What is needed: In the entries that follow, how many lines contain "Onkel"? Answer with the number only.

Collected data
* * *

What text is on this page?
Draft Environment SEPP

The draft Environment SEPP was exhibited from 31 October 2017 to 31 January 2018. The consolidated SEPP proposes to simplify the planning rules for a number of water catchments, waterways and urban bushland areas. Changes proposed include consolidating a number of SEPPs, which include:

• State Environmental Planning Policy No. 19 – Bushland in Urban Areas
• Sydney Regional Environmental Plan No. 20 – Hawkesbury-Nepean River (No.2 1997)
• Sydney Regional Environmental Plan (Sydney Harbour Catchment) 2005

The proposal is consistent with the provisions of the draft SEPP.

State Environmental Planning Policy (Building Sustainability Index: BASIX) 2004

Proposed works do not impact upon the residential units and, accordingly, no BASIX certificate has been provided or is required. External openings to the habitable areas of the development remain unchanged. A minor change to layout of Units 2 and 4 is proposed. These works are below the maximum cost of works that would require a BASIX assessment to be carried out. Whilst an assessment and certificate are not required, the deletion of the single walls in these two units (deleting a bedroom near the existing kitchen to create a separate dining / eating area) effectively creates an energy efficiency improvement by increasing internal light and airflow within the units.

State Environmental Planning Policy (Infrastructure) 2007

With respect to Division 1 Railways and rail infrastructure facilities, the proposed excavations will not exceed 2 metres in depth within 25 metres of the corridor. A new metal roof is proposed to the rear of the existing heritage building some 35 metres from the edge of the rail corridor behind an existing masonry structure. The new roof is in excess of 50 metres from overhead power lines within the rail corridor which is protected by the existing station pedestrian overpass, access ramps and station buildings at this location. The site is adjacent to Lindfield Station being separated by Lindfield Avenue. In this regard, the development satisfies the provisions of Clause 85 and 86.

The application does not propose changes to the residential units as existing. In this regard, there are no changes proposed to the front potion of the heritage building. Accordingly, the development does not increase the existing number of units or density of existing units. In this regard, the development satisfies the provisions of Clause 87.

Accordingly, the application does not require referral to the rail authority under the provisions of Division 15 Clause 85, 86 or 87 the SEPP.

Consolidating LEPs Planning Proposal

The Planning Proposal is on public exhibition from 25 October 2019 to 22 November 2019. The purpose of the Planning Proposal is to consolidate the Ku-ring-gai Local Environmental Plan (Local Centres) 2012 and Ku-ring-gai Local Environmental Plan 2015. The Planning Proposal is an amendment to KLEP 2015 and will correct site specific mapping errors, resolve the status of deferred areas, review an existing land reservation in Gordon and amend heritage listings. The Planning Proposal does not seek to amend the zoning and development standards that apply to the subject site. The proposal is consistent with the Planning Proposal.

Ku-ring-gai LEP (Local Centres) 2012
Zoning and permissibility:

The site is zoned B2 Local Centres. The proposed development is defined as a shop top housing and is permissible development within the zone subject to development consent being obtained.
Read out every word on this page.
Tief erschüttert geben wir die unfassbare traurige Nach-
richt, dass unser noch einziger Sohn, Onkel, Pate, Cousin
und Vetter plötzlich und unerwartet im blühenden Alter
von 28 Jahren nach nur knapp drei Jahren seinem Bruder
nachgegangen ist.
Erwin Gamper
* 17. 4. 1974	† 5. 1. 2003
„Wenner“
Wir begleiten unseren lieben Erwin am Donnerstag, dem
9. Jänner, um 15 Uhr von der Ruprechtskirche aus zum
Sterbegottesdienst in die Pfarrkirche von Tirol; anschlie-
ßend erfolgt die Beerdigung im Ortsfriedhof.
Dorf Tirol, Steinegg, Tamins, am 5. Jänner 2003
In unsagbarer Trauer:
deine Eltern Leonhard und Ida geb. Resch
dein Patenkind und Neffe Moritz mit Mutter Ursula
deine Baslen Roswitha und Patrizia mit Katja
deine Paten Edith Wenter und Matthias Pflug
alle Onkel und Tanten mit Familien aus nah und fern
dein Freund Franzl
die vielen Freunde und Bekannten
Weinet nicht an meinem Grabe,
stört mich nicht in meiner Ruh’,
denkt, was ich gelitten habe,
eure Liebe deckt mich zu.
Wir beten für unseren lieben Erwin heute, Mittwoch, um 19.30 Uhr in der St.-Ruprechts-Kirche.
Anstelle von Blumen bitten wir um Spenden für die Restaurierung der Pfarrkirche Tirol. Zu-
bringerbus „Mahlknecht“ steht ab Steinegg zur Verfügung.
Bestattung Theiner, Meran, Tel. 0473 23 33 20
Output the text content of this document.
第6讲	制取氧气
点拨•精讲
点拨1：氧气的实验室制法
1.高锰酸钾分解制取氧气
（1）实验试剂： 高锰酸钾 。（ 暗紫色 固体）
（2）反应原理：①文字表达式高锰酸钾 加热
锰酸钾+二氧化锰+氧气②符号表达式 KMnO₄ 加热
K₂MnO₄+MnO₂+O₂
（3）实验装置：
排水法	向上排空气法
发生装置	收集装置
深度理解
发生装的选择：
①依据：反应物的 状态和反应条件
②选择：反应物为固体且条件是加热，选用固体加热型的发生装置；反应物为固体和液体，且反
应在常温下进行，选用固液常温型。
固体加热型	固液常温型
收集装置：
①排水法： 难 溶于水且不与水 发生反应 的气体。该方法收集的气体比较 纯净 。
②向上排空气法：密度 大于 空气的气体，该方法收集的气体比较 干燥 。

* * *

The response: 2